- _The request_: Set down the material below in full, matching it exactly.

- _Material shown_:
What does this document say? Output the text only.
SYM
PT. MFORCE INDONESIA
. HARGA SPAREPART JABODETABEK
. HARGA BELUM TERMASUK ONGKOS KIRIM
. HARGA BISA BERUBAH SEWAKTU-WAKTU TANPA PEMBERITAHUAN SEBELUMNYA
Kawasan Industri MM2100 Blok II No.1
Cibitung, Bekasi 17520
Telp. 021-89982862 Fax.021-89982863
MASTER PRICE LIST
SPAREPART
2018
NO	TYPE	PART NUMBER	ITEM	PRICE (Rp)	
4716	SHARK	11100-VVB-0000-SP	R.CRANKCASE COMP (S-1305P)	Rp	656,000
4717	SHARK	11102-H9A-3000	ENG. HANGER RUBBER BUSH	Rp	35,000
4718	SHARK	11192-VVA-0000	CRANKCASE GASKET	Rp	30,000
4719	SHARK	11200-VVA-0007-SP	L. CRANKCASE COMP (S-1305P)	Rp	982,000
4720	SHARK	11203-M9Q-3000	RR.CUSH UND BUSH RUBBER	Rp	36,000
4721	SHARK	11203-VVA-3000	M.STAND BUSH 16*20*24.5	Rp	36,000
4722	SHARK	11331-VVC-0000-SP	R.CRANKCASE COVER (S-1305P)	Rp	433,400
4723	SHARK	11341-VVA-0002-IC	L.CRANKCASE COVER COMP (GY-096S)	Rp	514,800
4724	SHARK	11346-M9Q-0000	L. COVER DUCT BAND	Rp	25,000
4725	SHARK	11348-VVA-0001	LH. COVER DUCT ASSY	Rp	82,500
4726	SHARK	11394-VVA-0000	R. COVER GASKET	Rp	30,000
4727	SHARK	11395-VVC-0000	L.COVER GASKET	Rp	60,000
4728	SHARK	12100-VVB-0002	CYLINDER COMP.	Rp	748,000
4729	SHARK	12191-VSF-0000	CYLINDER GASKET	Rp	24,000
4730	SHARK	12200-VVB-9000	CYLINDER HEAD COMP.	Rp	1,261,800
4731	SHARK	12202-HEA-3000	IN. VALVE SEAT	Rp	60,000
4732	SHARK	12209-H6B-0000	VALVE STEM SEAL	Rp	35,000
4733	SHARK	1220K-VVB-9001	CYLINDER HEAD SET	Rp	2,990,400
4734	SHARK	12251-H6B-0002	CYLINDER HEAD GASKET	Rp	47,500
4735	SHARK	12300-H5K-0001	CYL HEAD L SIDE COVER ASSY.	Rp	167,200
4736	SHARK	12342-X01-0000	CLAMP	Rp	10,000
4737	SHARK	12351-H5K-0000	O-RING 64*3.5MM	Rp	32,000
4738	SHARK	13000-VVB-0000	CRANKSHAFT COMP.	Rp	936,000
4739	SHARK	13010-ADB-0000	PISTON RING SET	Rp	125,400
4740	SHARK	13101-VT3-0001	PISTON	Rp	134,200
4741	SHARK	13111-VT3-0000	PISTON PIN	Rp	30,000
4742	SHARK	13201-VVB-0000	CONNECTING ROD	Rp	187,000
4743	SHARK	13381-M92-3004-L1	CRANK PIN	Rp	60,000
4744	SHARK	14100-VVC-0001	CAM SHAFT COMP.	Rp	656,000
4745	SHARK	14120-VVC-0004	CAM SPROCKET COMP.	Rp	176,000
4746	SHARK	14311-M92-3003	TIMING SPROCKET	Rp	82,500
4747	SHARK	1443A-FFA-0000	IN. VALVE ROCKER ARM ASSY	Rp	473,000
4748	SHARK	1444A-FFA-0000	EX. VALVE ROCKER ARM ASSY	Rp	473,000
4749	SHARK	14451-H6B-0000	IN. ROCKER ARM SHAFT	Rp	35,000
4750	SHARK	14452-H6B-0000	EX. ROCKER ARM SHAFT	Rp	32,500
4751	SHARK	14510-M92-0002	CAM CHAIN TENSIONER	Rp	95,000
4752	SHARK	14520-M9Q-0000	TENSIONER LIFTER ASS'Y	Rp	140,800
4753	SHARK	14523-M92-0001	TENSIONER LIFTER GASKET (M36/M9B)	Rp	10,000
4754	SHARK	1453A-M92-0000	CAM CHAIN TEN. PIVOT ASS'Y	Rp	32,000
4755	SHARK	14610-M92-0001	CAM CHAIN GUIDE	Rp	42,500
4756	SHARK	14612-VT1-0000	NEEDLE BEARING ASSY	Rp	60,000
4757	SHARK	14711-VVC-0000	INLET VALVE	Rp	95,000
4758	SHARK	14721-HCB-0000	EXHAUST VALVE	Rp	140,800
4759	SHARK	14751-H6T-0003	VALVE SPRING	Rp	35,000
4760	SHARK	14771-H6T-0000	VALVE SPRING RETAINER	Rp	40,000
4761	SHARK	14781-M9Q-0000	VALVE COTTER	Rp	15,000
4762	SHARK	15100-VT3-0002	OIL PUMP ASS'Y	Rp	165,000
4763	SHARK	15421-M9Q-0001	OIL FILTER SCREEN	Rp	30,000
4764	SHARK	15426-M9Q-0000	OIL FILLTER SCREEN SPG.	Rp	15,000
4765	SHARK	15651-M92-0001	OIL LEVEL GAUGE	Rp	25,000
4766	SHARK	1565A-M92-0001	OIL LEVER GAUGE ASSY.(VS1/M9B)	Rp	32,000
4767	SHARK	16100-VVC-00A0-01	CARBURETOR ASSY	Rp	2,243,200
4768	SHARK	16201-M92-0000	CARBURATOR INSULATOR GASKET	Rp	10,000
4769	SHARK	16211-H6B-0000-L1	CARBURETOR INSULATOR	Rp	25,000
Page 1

- _Task output_:
What does this document say? Output the text only.
SYM
PT. MFORCE INDONESIA
. HARGA SPAREPART JABODETABEK
. HARGA BELUM TERMASUK ONGKOS KIRIM
. HARGA BISA BERUBAH SEWAKTU-WAKTU TANPA PEMBERITAHUAN SEBELUMNYA
Kawasan Industri MM2100 Blok II No.1
Cibitung, Bekasi 17520
Telp. 021-89982862 Fax.021-89982863
MASTER PRICE LIST
SPAREPART
2018
NO	TYPE	PART NUMBER	ITEM	PRICE (Rp)	
4716	SHARK	11100-VVB-0000-SP	R.CRANKCASE COMP (S-1305P)	Rp	656,000
4717	SHARK	11102-H9A-3000	ENG. HANGER RUBBER BUSH	Rp	35,000
4718	SHARK	11192-VVA-0000	CRANKCASE GASKET	Rp	30,000
4719	SHARK	11200-VVA-0007-SP	L. CRANKCASE COMP (S-1305P)	Rp	982,000
4720	SHARK	11203-M9Q-3000	RR.CUSH UND BUSH RUBBER	Rp	36,000
4721	SHARK	11203-VVA-3000	M.STAND BUSH 16*20*24.5	Rp	36,000
4722	SHARK	11331-VVC-0000-SP	R.CRANKCASE COVER (S-1305P)	Rp	433,400
4723	SHARK	11341-VVA-0002-IC	L.CRANKCASE COVER COMP (GY-096S)	Rp	514,800
4724	SHARK	11346-M9Q-0000	L. COVER DUCT BAND	Rp	25,000
4725	SHARK	11348-VVA-0001	LH. COVER DUCT ASSY	Rp	82,500
4726	SHARK	11394-VVA-0000	R. COVER GASKET	Rp	30,000
4727	SHARK	11395-VVC-0000	L.COVER GASKET	Rp	60,000
4728	SHARK	12100-VVB-0002	CYLINDER COMP.	Rp	748,000
4729	SHARK	12191-VSF-0000	CYLINDER GASKET	Rp	24,000
4730	SHARK	12200-VVB-9000	CYLINDER HEAD COMP.	Rp	1,261,800
4731	SHARK	12202-HEA-3000	IN. VALVE SEAT	Rp	60,000
4732	SHARK	12209-H6B-0000	VALVE STEM SEAL	Rp	35,000
4733	SHARK	1220K-VVB-9001	CYLINDER HEAD SET	Rp	2,990,400
4734	SHARK	12251-H6B-0002	CYLINDER HEAD GASKET	Rp	47,500
4735	SHARK	12300-H5K-0001	CYL HEAD L SIDE COVER ASSY.	Rp	167,200
4736	SHARK	12342-X01-0000	CLAMP	Rp	10,000
4737	SHARK	12351-H5K-0000	O-RING 64*3.5MM	Rp	32,000
4738	SHARK	13000-VVB-0000	CRANKSHAFT COMP.	Rp	936,000
4739	SHARK	13010-ADB-0000	PISTON RING SET	Rp	125,400
4740	SHARK	13101-VT3-0001	PISTON	Rp	134,200
4741	SHARK	13111-VT3-0000	PISTON PIN	Rp	30,000
4742	SHARK	13201-VVB-0000	CONNECTING ROD	Rp	187,000
4743	SHARK	13381-M92-3004-L1	CRANK PIN	Rp	60,000
4744	SHARK	14100-VVC-0001	CAM SHAFT COMP.	Rp	656,000
4745	SHARK	14120-VVC-0004	CAM SPROCKET COMP.	Rp	176,000
4746	SHARK	14311-M92-3003	TIMING SPROCKET	Rp	82,500
4747	SHARK	1443A-FFA-0000	IN. VALVE ROCKER ARM ASSY	Rp	473,000
4748	SHARK	1444A-FFA-0000	EX. VALVE ROCKER ARM ASSY	Rp	473,000
4749	SHARK	14451-H6B-0000	IN. ROCKER ARM SHAFT	Rp	35,000
4750	SHARK	14452-H6B-0000	EX. ROCKER ARM SHAFT	Rp	32,500
4751	SHARK	14510-M92-0002	CAM CHAIN TENSIONER	Rp	95,000
4752	SHARK	14520-M9Q-0000	TENSIONER LIFTER ASS'Y	Rp	140,800
4753	SHARK	14523-M92-0001	TENSIONER LIFTER GASKET (M36/M9B)	Rp	10,000
4754	SHARK	1453A-M92-0000	CAM CHAIN TEN. PIVOT ASS'Y	Rp	32,000
4755	SHARK	14610-M92-0001	CAM CHAIN GUIDE	Rp	42,500
4756	SHARK	14612-VT1-0000	NEEDLE BEARING ASSY	Rp	60,000
4757	SHARK	14711-VVC-0000	INLET VALVE	Rp	95,000
4758	SHARK	14721-HCB-0000	EXHAUST VALVE	Rp	140,800
4759	SHARK	14751-H6T-0003	VALVE SPRING	Rp	35,000
4760	SHARK	14771-H6T-0000	VALVE SPRING RETAINER	Rp	40,000
4761	SHARK	14781-M9Q-0000	VALVE COTTER	Rp	15,000
4762	SHARK	15100-VT3-0002	OIL PUMP ASS'Y	Rp	165,000
4763	SHARK	15421-M9Q-0001	OIL FILTER SCREEN	Rp	30,000
4764	SHARK	15426-M9Q-0000	OIL FILLTER SCREEN SPG.	Rp	15,000
4765	SHARK	15651-M92-0001	OIL LEVEL GAUGE	Rp	25,000
4766	SHARK	1565A-M92-0001	OIL LEVER GAUGE ASSY.(VS1/M9B)	Rp	32,000
4767	SHARK	16100-VVC-00A0-01	CARBURETOR ASSY	Rp	2,243,200
4768	SHARK	16201-M92-0000	CARBURATOR INSULATOR GASKET	Rp	10,000
4769	SHARK	16211-H6B-0000-L1	CARBURETOR INSULATOR	Rp	25,000
Page 1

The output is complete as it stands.